▶ Task details
Turn every line of the material below into a numbered list, skipping blank lines and leaving out the picture markers.

▶ Task input

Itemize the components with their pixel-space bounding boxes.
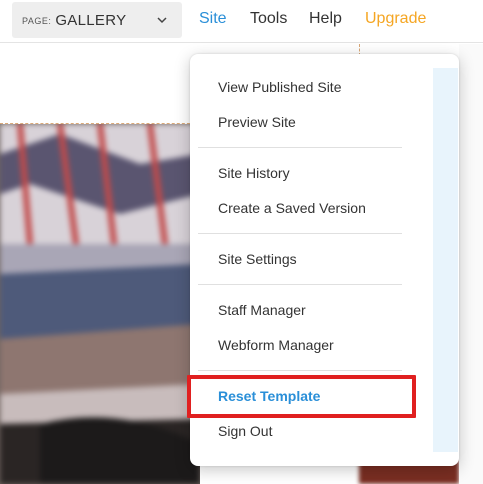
page-selector-prefix: PAGE:	[22, 16, 52, 26]
menu-divider	[198, 147, 402, 148]
menu-side-panel	[433, 68, 458, 452]
page-edge	[459, 44, 483, 484]
menu-item-webform-manager[interactable]: Webform Manager	[218, 337, 334, 353]
page-selector[interactable]: PAGE: GALLERY	[12, 2, 182, 38]
page-selector-value: GALLERY	[55, 11, 127, 29]
menu-item-sign-out[interactable]: Sign Out	[218, 423, 272, 439]
menu-divider	[198, 284, 402, 285]
nav-tools[interactable]: Tools	[250, 10, 287, 28]
top-bar: PAGE: GALLERY Site Tools Help Upgrade	[0, 0, 483, 43]
site-menu: View Published Site Preview Site Site Hi…	[190, 54, 459, 466]
menu-item-create-saved-version[interactable]: Create a Saved Version	[218, 200, 366, 216]
gallery-image	[0, 124, 200, 484]
menu-item-preview-site[interactable]: Preview Site	[218, 114, 296, 130]
menu-divider	[198, 370, 402, 371]
nav-help[interactable]: Help	[309, 10, 342, 28]
menu-item-view-published-site[interactable]: View Published Site	[218, 79, 341, 95]
menu-item-reset-template[interactable]: Reset Template	[218, 388, 320, 404]
nav-site[interactable]: Site	[199, 10, 227, 28]
menu-item-staff-manager[interactable]: Staff Manager	[218, 302, 306, 318]
menu-divider	[198, 233, 402, 234]
menu-item-site-history[interactable]: Site History	[218, 165, 290, 181]
nav-upgrade[interactable]: Upgrade	[365, 10, 426, 28]
editor-window: PAGE: GALLERY Site Tools Help Upgrade Vi…	[0, 0, 483, 484]
menu-item-site-settings[interactable]: Site Settings	[218, 251, 297, 267]
chevron-down-icon	[157, 17, 167, 24]
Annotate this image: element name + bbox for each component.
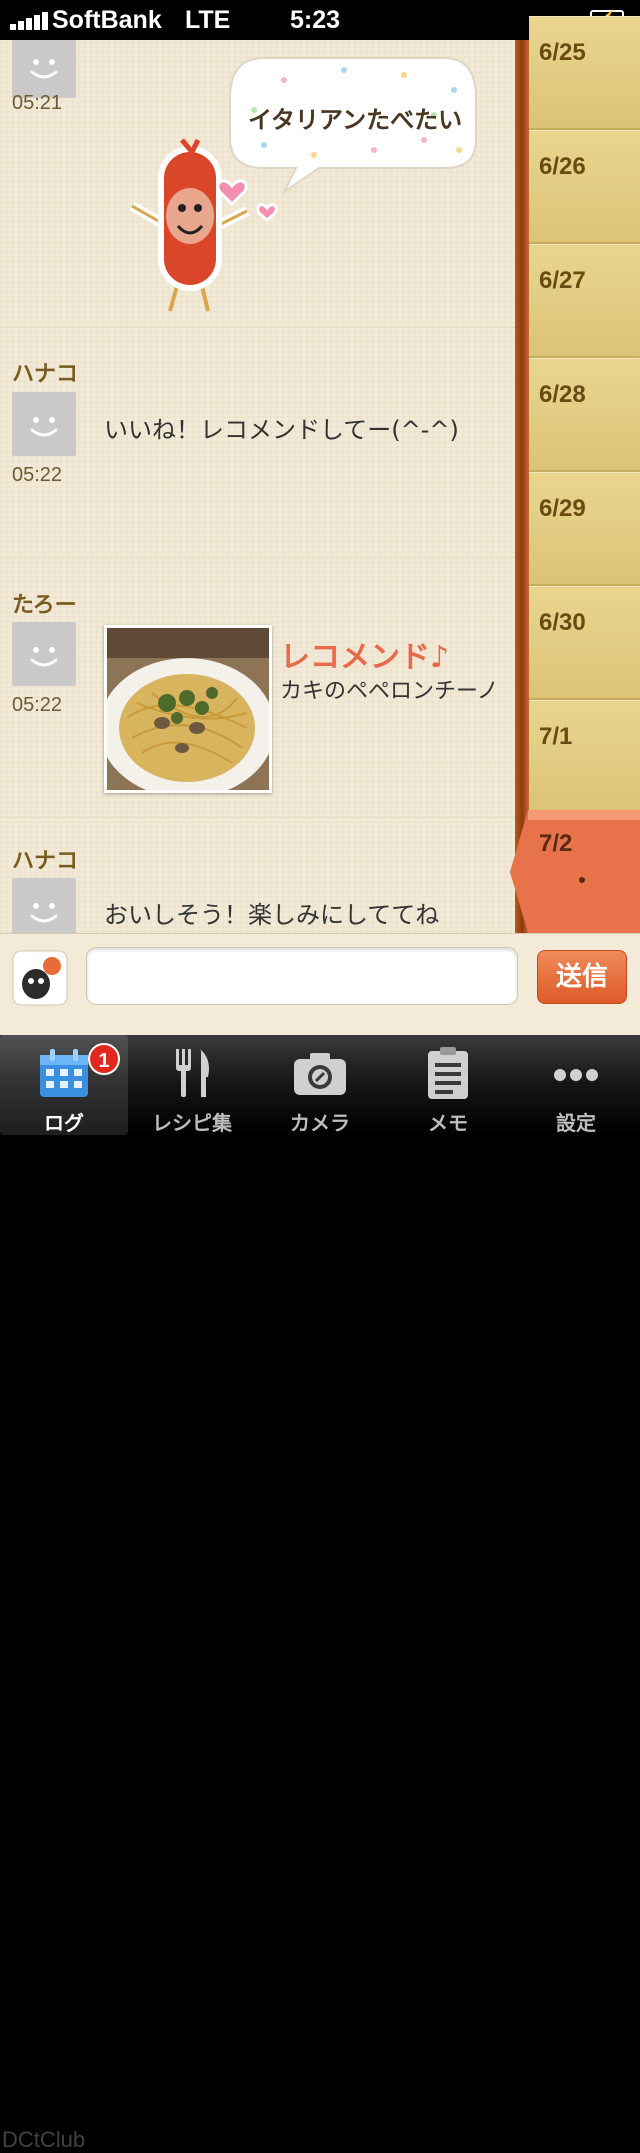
avatar[interactable] bbox=[12, 392, 76, 456]
message-time: 05:21 bbox=[12, 92, 63, 114]
more-dots-icon bbox=[554, 1069, 598, 1081]
active-date-label: 7/2 bbox=[539, 830, 573, 857]
calendar-icon bbox=[40, 1049, 88, 1097]
username: ハナコ bbox=[12, 849, 79, 874]
date-item[interactable]: 6/26 bbox=[529, 130, 640, 244]
message-divider bbox=[0, 817, 515, 818]
tab-bar: 1 ログ レシピ集 カメラ メモ 設定 DCtClub bbox=[0, 1035, 640, 2152]
date-item[interactable]: 6/25 bbox=[529, 16, 640, 130]
avatar[interactable] bbox=[12, 878, 76, 933]
message-time: 05:22 bbox=[12, 694, 63, 716]
date-column[interactable]: 6/25 6/26 6/27 6/28 6/29 6/30 7/1 bbox=[529, 16, 640, 933]
message-text: いいね！レコメンドしてー(^-^) bbox=[104, 416, 459, 444]
tab-label: メモ bbox=[428, 1111, 468, 1135]
date-item[interactable]: 6/28 bbox=[529, 358, 640, 472]
date-item[interactable]: 6/27 bbox=[529, 244, 640, 358]
username: たろー bbox=[12, 593, 77, 618]
watermark: DCtClub bbox=[2, 2127, 86, 2152]
signal-icon bbox=[10, 12, 50, 30]
tab-label: レシピ集 bbox=[152, 1111, 232, 1135]
bubble-message: イタリアンたべたい bbox=[248, 106, 463, 134]
message-divider bbox=[0, 557, 515, 558]
tab-log[interactable]: 1 ログ bbox=[0, 1035, 128, 1135]
chat-log[interactable]: 05:21 イタリアンたべたい ハナコ 05:22 いいね！レコメンドしてー(^… bbox=[0, 40, 515, 933]
sausage-sticker-icon bbox=[129, 138, 278, 312]
message-divider bbox=[0, 327, 515, 328]
fork-knife-icon bbox=[176, 1049, 209, 1097]
date-item-active[interactable]: 7/2 bbox=[510, 810, 640, 933]
unread-dot bbox=[579, 877, 585, 883]
message-text: おいしそう！楽しみにしててね bbox=[104, 901, 440, 929]
status-time: 5:23 bbox=[290, 6, 341, 34]
date-item[interactable]: 7/1 bbox=[529, 700, 640, 814]
network-type: LTE bbox=[185, 6, 231, 34]
tab-recipes[interactable]: レシピ集 bbox=[128, 1035, 256, 1135]
date-item[interactable]: 6/30 bbox=[529, 586, 640, 700]
recommend-label[interactable]: レコメンド♪ bbox=[280, 632, 449, 676]
tab-settings[interactable]: 設定 bbox=[512, 1035, 640, 1135]
carrier-name: SoftBank bbox=[52, 6, 162, 34]
timeline-divider bbox=[515, 40, 529, 933]
tab-label: 設定 bbox=[556, 1111, 596, 1135]
message-input[interactable] bbox=[86, 947, 518, 1005]
tab-camera[interactable]: カメラ bbox=[256, 1035, 384, 1135]
tab-label: カメラ bbox=[290, 1111, 350, 1135]
clipboard-icon bbox=[428, 1047, 468, 1099]
avatar[interactable] bbox=[12, 622, 76, 686]
recipe-name[interactable]: カキのペペロンチーノ bbox=[280, 676, 505, 708]
send-button[interactable]: 送信 bbox=[537, 950, 627, 1004]
notification-badge: 1 bbox=[88, 1043, 120, 1075]
camera-icon bbox=[294, 1053, 346, 1095]
recipe-photo[interactable] bbox=[104, 625, 272, 793]
avatar[interactable] bbox=[12, 40, 76, 98]
sticker-button[interactable] bbox=[12, 950, 68, 1006]
tab-memo[interactable]: メモ bbox=[384, 1035, 512, 1135]
date-item[interactable]: 6/29 bbox=[529, 472, 640, 586]
username: ハナコ bbox=[12, 362, 79, 387]
tab-label: ログ bbox=[44, 1111, 84, 1135]
message-time: 05:22 bbox=[12, 464, 63, 486]
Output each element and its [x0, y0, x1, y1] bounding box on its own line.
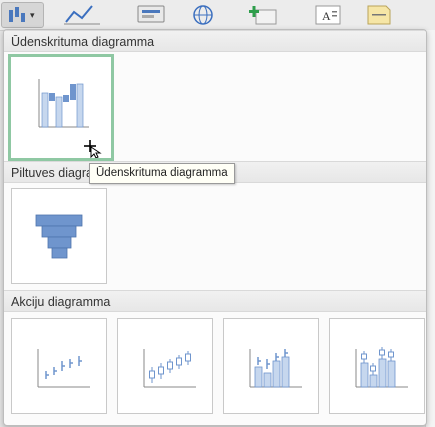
note-icon[interactable] — [360, 2, 396, 26]
chevron-down-icon: ▾ — [30, 10, 35, 20]
chart-type-tooltip: Ūdenskrituma diagramma — [89, 163, 235, 184]
stock-chart-option[interactable] — [223, 318, 319, 414]
chart-gallery-panel: Ūdenskrituma diagramma Piltuves diagramm… — [3, 29, 427, 426]
funnel-chart-icon — [35, 214, 83, 259]
stock-high-low-close-icon — [37, 349, 90, 388]
funnel-chart-option[interactable] — [11, 188, 107, 284]
stock-chart-option[interactable] — [11, 318, 107, 414]
section-header-stock: Akciju diagramma — [4, 290, 426, 312]
stock-chart-option[interactable] — [329, 318, 425, 414]
stock-volume-open-high-low-close-icon — [355, 347, 408, 388]
svg-text:A: A — [322, 9, 331, 23]
line-chart-icon[interactable] — [62, 2, 102, 26]
section-header-waterfall: Ūdenskrituma diagramma — [4, 30, 426, 52]
text-box-icon[interactable]: A — [310, 2, 346, 26]
insert-chart-button[interactable]: ▾ — [1, 2, 44, 28]
new-sheet-icon[interactable] — [246, 2, 282, 26]
stock-open-high-low-close-icon — [143, 349, 196, 388]
mouse-cursor-icon — [84, 140, 102, 158]
insert-chart-icon — [9, 7, 25, 22]
stock-volume-high-low-close-icon — [249, 349, 302, 388]
smartart-icon[interactable] — [132, 2, 172, 26]
section-title: Ūdenskrituma diagramma — [11, 35, 155, 49]
section-title: Akciju diagramma — [11, 295, 111, 309]
tooltip-text: Ūdenskrituma diagramma — [96, 167, 228, 179]
globe-icon[interactable] — [188, 2, 218, 26]
ribbon-toolbar: ▾ A — [0, 0, 435, 31]
stock-chart-option[interactable] — [117, 318, 213, 414]
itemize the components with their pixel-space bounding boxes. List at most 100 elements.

▶ Answer to this problem
1. Itemize the components with their pixel-space bounding boxes.
2. page-selector-prefix: PAGE:	[22, 16, 52, 26]
3. menu-divider	[198, 147, 402, 148]
4. menu-side-panel	[433, 68, 458, 452]
5. page-edge	[459, 44, 483, 484]
6. menu-item-webform-manager[interactable]: Webform Manager	[218, 337, 334, 353]
7. page-selector[interactable]: PAGE: GALLERY	[12, 2, 182, 38]
8. page-selector-value: GALLERY	[55, 11, 127, 29]
9. menu-item-sign-out[interactable]: Sign Out	[218, 423, 272, 439]
10. menu-divider	[198, 284, 402, 285]
11. nav-tools[interactable]: Tools	[250, 10, 287, 28]
12. top-bar: PAGE: GALLERY Site Tools Help Upgrade	[0, 0, 483, 43]
13. site-menu: View Published Site Preview Site Site Hi…	[190, 54, 459, 466]
14. menu-item-create-saved-version[interactable]: Create a Saved Version	[218, 200, 366, 216]
15. gallery-image	[0, 124, 200, 484]
16. menu-item-preview-site[interactable]: Preview Site	[218, 114, 296, 130]
17. menu-divider	[198, 370, 402, 371]
18. nav-help[interactable]: Help	[309, 10, 342, 28]
19. menu-item-view-published-site[interactable]: View Published Site	[218, 79, 341, 95]
20. menu-item-reset-template[interactable]: Reset Template	[218, 388, 320, 404]
21. nav-site[interactable]: Site	[199, 10, 227, 28]
22. menu-item-staff-manager[interactable]: Staff Manager	[218, 302, 306, 318]
23. menu-divider	[198, 233, 402, 234]
24. menu-item-site-history[interactable]: Site History	[218, 165, 290, 181]
25. nav-upgrade[interactable]: Upgrade	[365, 10, 426, 28]
26. editor-window: PAGE: GALLERY Site Tools Help Upgrade Vi…	[0, 0, 483, 484]
27. menu-item-site-settings[interactable]: Site Settings	[218, 251, 297, 267]
28. chevron-down-icon	[157, 17, 167, 24]
29. Annotate this image: element name + bbox for each component.
30. avatar[interactable] bbox=[12, 392, 76, 456]
31. message-time: 05:21 bbox=[12, 92, 63, 114]
32. more-dots-icon bbox=[554, 1069, 598, 1081]
33. active-date-label: 7/2 bbox=[539, 830, 573, 857]
34. calendar-icon bbox=[40, 1049, 88, 1097]
35. username: ハナコ bbox=[12, 849, 79, 874]
36. date-item[interactable]: 6/26 bbox=[529, 130, 640, 244]
37. message-divider bbox=[0, 817, 515, 818]
38. tab-bar: 1 ログ レシピ集 カメラ メモ 設定 DCtClub bbox=[0, 1035, 640, 2152]
39. date-item[interactable]: 6/25 bbox=[529, 16, 640, 130]
40. avatar[interactable] bbox=[12, 878, 76, 933]
41. message-time: 05:22 bbox=[12, 694, 63, 716]
42. date-column[interactable]: 6/25 6/26 6/27 6/28 6/29 6/30 7/1 bbox=[529, 16, 640, 933]
43. message-text: いいね！レコメンドしてー(^-^) bbox=[104, 416, 459, 444]
44. tab-label: メモ bbox=[428, 1111, 468, 1135]
45. date-item[interactable]: 6/28 bbox=[529, 358, 640, 472]
46. date-item[interactable]: 6/27 bbox=[529, 244, 640, 358]
47. username: たろー bbox=[12, 593, 77, 618]
48. watermark: DCtClub bbox=[2, 2127, 86, 2152]
49. signal-icon bbox=[10, 12, 50, 30]
50. tab-label: レシピ集 bbox=[152, 1111, 232, 1135]
51. bubble-message: イタリアンたべたい bbox=[248, 106, 463, 134]
52. message-divider bbox=[0, 557, 515, 558]
53. tab-log[interactable]: 1 ログ bbox=[0, 1035, 128, 1135]
54. chat-log[interactable]: 05:21 イタリアンたべたい ハナコ 05:22 いいね！レコメンドしてー(^… bbox=[0, 40, 515, 933]
55. sausage-sticker-icon bbox=[129, 138, 278, 312]
56. message-divider bbox=[0, 327, 515, 328]
57. fork-knife-icon bbox=[176, 1049, 209, 1097]
58. date-item-active[interactable]: 7/2 bbox=[510, 810, 640, 933]
59. unread-dot bbox=[579, 877, 585, 883]
60. message-text: おいしそう！楽しみにしててね bbox=[104, 901, 440, 929]
61. status-time: 5:23 bbox=[290, 6, 341, 34]
62. date-item[interactable]: 7/1 bbox=[529, 700, 640, 814]
63. network-type: LTE bbox=[185, 6, 231, 34]
64. tab-recipes[interactable]: レシピ集 bbox=[128, 1035, 256, 1135]
65. date-item[interactable]: 6/30 bbox=[529, 586, 640, 700]
66. recommend-label[interactable]: レコメンド♪ bbox=[280, 632, 449, 676]
67. tab-settings[interactable]: 設定 bbox=[512, 1035, 640, 1135]
68. carrier-name: SoftBank bbox=[52, 6, 162, 34]
69. timeline-divider bbox=[515, 40, 529, 933]
70. tab-label: 設定 bbox=[556, 1111, 596, 1135]
71. message-input[interactable] bbox=[86, 947, 518, 1005]
72. tab-camera[interactable]: カメラ bbox=[256, 1035, 384, 1135]
73. tab-label: カメラ bbox=[290, 1111, 350, 1135]
74. clipboard-icon bbox=[428, 1047, 468, 1099]
75. avatar[interactable] bbox=[12, 622, 76, 686]
76. recipe-name[interactable]: カキのペペロンチーノ bbox=[280, 676, 505, 708]
77. send-button[interactable]: 送信 bbox=[537, 950, 627, 1004]
78. notification-badge: 1 bbox=[88, 1043, 120, 1075]
79. camera-icon bbox=[294, 1053, 346, 1095]
80. recipe-photo[interactable] bbox=[104, 625, 272, 793]
81. avatar[interactable] bbox=[12, 40, 76, 98]
82. sticker-button[interactable] bbox=[12, 950, 68, 1006]
83. tab-memo[interactable]: メモ bbox=[384, 1035, 512, 1135]
84. date-item[interactable]: 6/29 bbox=[529, 472, 640, 586]
85. username: ハナコ bbox=[12, 362, 79, 387]
86. tab-label: ログ bbox=[44, 1111, 84, 1135]
87. message-time: 05:22 bbox=[12, 464, 63, 486]
88. Output each element and its [x0, y0, x1, y1] bounding box on its own line.
89. note-icon[interactable] — [360, 2, 396, 26]
90. chevron-down-icon: ▾ — [30, 10, 35, 20]
91. chart-type-tooltip: Ūdenskrituma diagramma — [89, 163, 235, 184]
92. stock-chart-option[interactable] — [223, 318, 319, 414]
93. chart-gallery-panel: Ūdenskrituma diagramma Piltuves diagramm… — [3, 29, 427, 426]
94. funnel-chart-icon — [35, 214, 83, 259]
95. stock-high-low-close-icon — [37, 349, 90, 388]
96. funnel-chart-option[interactable] — [11, 188, 107, 284]
97. stock-chart-option[interactable] — [11, 318, 107, 414]
98. section-header-stock: Akciju diagramma — [4, 290, 426, 312]
99. stock-chart-option[interactable] — [329, 318, 425, 414]
100. stock-volume-open-high-low-close-icon — [355, 347, 408, 388]
101. svg-text:A: A — [322, 9, 331, 23]
102. line-chart-icon[interactable] — [62, 2, 102, 26]
103. section-header-waterfall: Ūdenskrituma diagramma — [4, 30, 426, 52]
104. text-box-icon[interactable]: A — [310, 2, 346, 26]
105. insert-chart-button[interactable]: ▾ — [1, 2, 44, 28]
106. new-sheet-icon[interactable] — [246, 2, 282, 26]
107. stock-open-high-low-close-icon — [143, 349, 196, 388]
108. mouse-cursor-icon — [84, 140, 102, 158]
109. insert-chart-icon — [9, 7, 25, 22]
110. stock-volume-high-low-close-icon — [249, 349, 302, 388]
111. smartart-icon[interactable] — [132, 2, 172, 26]
112. section-title: Ūdenskrituma diagramma — [11, 35, 155, 49]
113. section-title: Akciju diagramma — [11, 295, 111, 309]
114. tooltip-text: Ūdenskrituma diagramma — [96, 167, 228, 179]
115. globe-icon[interactable] — [188, 2, 218, 26]
116. ribbon-toolbar: ▾ A — [0, 0, 435, 31]
117. stock-chart-option[interactable] — [117, 318, 213, 414]
118. itemize the components with their pixel-space bounding boxes. List at most 100 elements.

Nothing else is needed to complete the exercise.